### [Exercise materials]
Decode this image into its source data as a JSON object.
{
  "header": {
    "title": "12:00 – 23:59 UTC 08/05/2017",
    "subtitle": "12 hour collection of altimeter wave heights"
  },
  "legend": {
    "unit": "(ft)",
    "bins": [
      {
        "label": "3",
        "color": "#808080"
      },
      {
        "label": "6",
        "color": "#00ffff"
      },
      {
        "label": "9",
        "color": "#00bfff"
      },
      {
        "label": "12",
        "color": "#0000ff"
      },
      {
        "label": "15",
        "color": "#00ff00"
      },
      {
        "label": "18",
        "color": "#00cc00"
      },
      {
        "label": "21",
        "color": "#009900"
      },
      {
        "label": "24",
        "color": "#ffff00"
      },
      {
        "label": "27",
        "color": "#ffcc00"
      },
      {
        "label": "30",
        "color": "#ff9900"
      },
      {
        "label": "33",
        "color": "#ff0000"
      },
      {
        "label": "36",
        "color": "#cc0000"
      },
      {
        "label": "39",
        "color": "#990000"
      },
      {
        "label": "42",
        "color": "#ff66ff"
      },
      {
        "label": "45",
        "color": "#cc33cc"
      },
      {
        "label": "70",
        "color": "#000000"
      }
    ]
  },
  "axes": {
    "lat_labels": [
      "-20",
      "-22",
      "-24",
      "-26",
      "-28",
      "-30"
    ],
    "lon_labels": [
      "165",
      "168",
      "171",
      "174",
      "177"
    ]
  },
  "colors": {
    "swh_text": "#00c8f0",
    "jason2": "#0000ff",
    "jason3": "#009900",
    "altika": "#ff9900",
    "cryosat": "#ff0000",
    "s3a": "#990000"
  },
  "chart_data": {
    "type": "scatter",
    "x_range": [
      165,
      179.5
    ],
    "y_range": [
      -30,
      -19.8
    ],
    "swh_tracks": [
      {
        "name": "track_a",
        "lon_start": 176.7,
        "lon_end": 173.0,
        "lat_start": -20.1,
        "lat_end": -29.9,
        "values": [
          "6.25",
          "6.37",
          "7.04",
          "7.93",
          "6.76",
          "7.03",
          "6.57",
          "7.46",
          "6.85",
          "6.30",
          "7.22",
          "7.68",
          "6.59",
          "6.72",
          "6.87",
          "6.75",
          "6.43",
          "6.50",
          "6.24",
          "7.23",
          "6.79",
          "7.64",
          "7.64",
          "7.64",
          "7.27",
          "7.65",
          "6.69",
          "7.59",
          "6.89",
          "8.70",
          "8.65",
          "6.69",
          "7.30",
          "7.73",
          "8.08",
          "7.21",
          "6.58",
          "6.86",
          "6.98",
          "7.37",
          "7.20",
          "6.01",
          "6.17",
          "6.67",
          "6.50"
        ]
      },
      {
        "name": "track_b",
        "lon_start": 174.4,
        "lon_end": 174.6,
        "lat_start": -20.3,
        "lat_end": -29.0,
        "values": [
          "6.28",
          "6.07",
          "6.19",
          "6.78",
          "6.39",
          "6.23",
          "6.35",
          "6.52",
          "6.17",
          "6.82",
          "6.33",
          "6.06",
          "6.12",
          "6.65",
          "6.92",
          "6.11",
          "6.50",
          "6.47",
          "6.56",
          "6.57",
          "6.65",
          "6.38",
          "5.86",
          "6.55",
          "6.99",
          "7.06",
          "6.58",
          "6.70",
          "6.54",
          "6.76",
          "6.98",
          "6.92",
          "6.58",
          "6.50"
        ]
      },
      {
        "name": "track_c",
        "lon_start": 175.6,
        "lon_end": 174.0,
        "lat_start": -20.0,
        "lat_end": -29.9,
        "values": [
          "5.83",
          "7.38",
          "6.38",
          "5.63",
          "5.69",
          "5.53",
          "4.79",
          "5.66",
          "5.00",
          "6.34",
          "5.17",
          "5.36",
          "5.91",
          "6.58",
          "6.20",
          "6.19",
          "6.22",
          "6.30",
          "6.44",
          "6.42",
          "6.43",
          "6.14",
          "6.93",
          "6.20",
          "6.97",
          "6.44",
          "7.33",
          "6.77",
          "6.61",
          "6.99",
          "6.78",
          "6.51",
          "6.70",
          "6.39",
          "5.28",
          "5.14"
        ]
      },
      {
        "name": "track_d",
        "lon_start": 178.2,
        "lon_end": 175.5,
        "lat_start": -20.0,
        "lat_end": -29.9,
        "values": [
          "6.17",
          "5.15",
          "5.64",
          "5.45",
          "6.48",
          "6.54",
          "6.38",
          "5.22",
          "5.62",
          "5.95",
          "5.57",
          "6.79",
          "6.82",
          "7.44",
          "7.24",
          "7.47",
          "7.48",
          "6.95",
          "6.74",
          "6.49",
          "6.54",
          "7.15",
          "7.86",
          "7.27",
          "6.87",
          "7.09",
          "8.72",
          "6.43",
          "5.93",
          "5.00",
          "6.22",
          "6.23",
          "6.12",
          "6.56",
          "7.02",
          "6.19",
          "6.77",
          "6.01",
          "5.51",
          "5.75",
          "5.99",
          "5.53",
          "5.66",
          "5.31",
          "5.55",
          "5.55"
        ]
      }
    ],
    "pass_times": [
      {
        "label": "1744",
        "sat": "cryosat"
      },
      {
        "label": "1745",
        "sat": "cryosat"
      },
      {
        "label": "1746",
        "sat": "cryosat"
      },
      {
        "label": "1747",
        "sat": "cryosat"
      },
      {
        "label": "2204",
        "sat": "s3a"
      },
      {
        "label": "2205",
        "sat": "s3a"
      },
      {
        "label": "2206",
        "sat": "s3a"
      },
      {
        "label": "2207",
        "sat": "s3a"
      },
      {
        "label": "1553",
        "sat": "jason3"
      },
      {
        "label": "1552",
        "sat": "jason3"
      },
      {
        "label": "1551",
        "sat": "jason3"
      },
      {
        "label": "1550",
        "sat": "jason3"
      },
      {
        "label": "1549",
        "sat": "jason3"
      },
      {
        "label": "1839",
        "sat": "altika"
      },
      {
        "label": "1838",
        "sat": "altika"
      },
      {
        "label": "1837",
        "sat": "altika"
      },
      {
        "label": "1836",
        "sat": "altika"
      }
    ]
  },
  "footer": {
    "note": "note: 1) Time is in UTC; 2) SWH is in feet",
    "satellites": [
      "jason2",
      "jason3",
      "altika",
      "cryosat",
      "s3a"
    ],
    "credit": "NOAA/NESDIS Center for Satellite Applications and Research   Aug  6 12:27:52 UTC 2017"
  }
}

### [Short problem]
Copy all of the material word for word.

### [Final result]
Decode this image into its source data as a JSON object.
{
  "header": {
    "title": "12:00 – 23:59 UTC 08/05/2017",
    "subtitle": "12 hour collection of altimeter wave heights"
  },
  "legend": {
    "unit": "(ft)",
    "bins": [
      {
        "label": "3",
        "color": "#808080"
      },
      {
        "label": "6",
        "color": "#00ffff"
      },
      {
        "label": "9",
        "color": "#00bfff"
      },
      {
        "label": "12",
        "color": "#0000ff"
      },
      {
        "label": "15",
        "color": "#00ff00"
      },
      {
        "label": "18",
        "color": "#00cc00"
      },
      {
        "label": "21",
        "color": "#009900"
      },
      {
        "label": "24",
        "color": "#ffff00"
      },
      {
        "label": "27",
        "color": "#ffcc00"
      },
      {
        "label": "30",
        "color": "#ff9900"
      },
      {
        "label": "33",
        "color": "#ff0000"
      },
      {
        "label": "36",
        "color": "#cc0000"
      },
      {
        "label": "39",
        "color": "#990000"
      },
      {
        "label": "42",
        "color": "#ff66ff"
      },
      {
        "label": "45",
        "color": "#cc33cc"
      },
      {
        "label": "70",
        "color": "#000000"
      }
    ]
  },
  "axes": {
    "lat_labels": [
      "-20",
      "-22",
      "-24",
      "-26",
      "-28",
      "-30"
    ],
    "lon_labels": [
      "165",
      "168",
      "171",
      "174",
      "177"
    ]
  },
  "colors": {
    "swh_text": "#00c8f0",
    "jason2": "#0000ff",
    "jason3": "#009900",
    "altika": "#ff9900",
    "cryosat": "#ff0000",
    "s3a": "#990000"
  },
  "chart_data": {
    "type": "scatter",
    "x_range": [
      165,
      179.5
    ],
    "y_range": [
      -30,
      -19.8
    ],
    "swh_tracks": [
      {
        "name": "track_a",
        "lon_start": 176.7,
        "lon_end": 173.0,
        "lat_start": -20.1,
        "lat_end": -29.9,
        "values": [
          "6.25",
          "6.37",
          "7.04",
          "7.93",
          "6.76",
          "7.03",
          "6.57",
          "7.46",
          "6.85",
          "6.30",
          "7.22",
          "7.68",
          "6.59",
          "6.72",
          "6.87",
          "6.75",
          "6.43",
          "6.50",
          "6.24",
          "7.23",
          "6.79",
          "7.64",
          "7.64",
          "7.64",
          "7.27",
          "7.65",
          "6.69",
          "7.59",
          "6.89",
          "8.70",
          "8.65",
          "6.69",
          "7.30",
          "7.73",
          "8.08",
          "7.21",
          "6.58",
          "6.86",
          "6.98",
          "7.37",
          "7.20",
          "6.01",
          "6.17",
          "6.67",
          "6.50"
        ]
      },
      {
        "name": "track_b",
        "lon_start": 174.4,
        "lon_end": 174.6,
        "lat_start": -20.3,
        "lat_end": -29.0,
        "values": [
          "6.28",
          "6.07",
          "6.19",
          "6.78",
          "6.39",
          "6.23",
          "6.35",
          "6.52",
          "6.17",
          "6.82",
          "6.33",
          "6.06",
          "6.12",
          "6.65",
          "6.92",
          "6.11",
          "6.50",
          "6.47",
          "6.56",
          "6.57",
          "6.65",
          "6.38",
          "5.86",
          "6.55",
          "6.99",
          "7.06",
          "6.58",
          "6.70",
          "6.54",
          "6.76",
          "6.98",
          "6.92",
          "6.58",
          "6.50"
        ]
      },
      {
        "name": "track_c",
        "lon_start": 175.6,
        "lon_end": 174.0,
        "lat_start": -20.0,
        "lat_end": -29.9,
        "values": [
          "5.83",
          "7.38",
          "6.38",
          "5.63",
          "5.69",
          "5.53",
          "4.79",
          "5.66",
          "5.00",
          "6.34",
          "5.17",
          "5.36",
          "5.91",
          "6.58",
          "6.20",
          "6.19",
          "6.22",
          "6.30",
          "6.44",
          "6.42",
          "6.43",
          "6.14",
          "6.93",
          "6.20",
          "6.97",
          "6.44",
          "7.33",
          "6.77",
          "6.61",
          "6.99",
          "6.78",
          "6.51",
          "6.70",
          "6.39",
          "5.28",
          "5.14"
        ]
      },
      {
        "name": "track_d",
        "lon_start": 178.2,
        "lon_end": 175.5,
        "lat_start": -20.0,
        "lat_end": -29.9,
        "values": [
          "6.17",
          "5.15",
          "5.64",
          "5.45",
          "6.48",
          "6.54",
          "6.38",
          "5.22",
          "5.62",
          "5.95",
          "5.57",
          "6.79",
          "6.82",
          "7.44",
          "7.24",
          "7.47",
          "7.48",
          "6.95",
          "6.74",
          "6.49",
          "6.54",
          "7.15",
          "7.86",
          "7.27",
          "6.87",
          "7.09",
          "8.72",
          "6.43",
          "5.93",
          "5.00",
          "6.22",
          "6.23",
          "6.12",
          "6.56",
          "7.02",
          "6.19",
          "6.77",
          "6.01",
          "5.51",
          "5.75",
          "5.99",
          "5.53",
          "5.66",
          "5.31",
          "5.55",
          "5.55"
        ]
      }
    ],
    "pass_times": [
      {
        "label": "1744",
        "sat": "cryosat"
      },
      {
        "label": "1745",
        "sat": "cryosat"
      },
      {
        "label": "1746",
        "sat": "cryosat"
      },
      {
        "label": "1747",
        "sat": "cryosat"
      },
      {
        "label": "2204",
        "sat": "s3a"
      },
      {
        "label": "2205",
        "sat": "s3a"
      },
      {
        "label": "2206",
        "sat": "s3a"
      },
      {
        "label": "2207",
        "sat": "s3a"
      },
      {
        "label": "1553",
        "sat": "jason3"
      },
      {
        "label": "1552",
        "sat": "jason3"
      },
      {
        "label": "1551",
        "sat": "jason3"
      },
      {
        "label": "1550",
        "sat": "jason3"
      },
      {
        "label": "1549",
        "sat": "jason3"
      },
      {
        "label": "1839",
        "sat": "altika"
      },
      {
        "label": "1838",
        "sat": "altika"
      },
      {
        "label": "1837",
        "sat": "altika"
      },
      {
        "label": "1836",
        "sat": "altika"
      }
    ]
  },
  "footer": {
    "note": "note: 1) Time is in UTC; 2) SWH is in feet",
    "satellites": [
      "jason2",
      "jason3",
      "altika",
      "cryosat",
      "s3a"
    ],
    "credit": "NOAA/NESDIS Center for Satellite Applications and Research   Aug  6 12:27:52 UTC 2017"
  }
}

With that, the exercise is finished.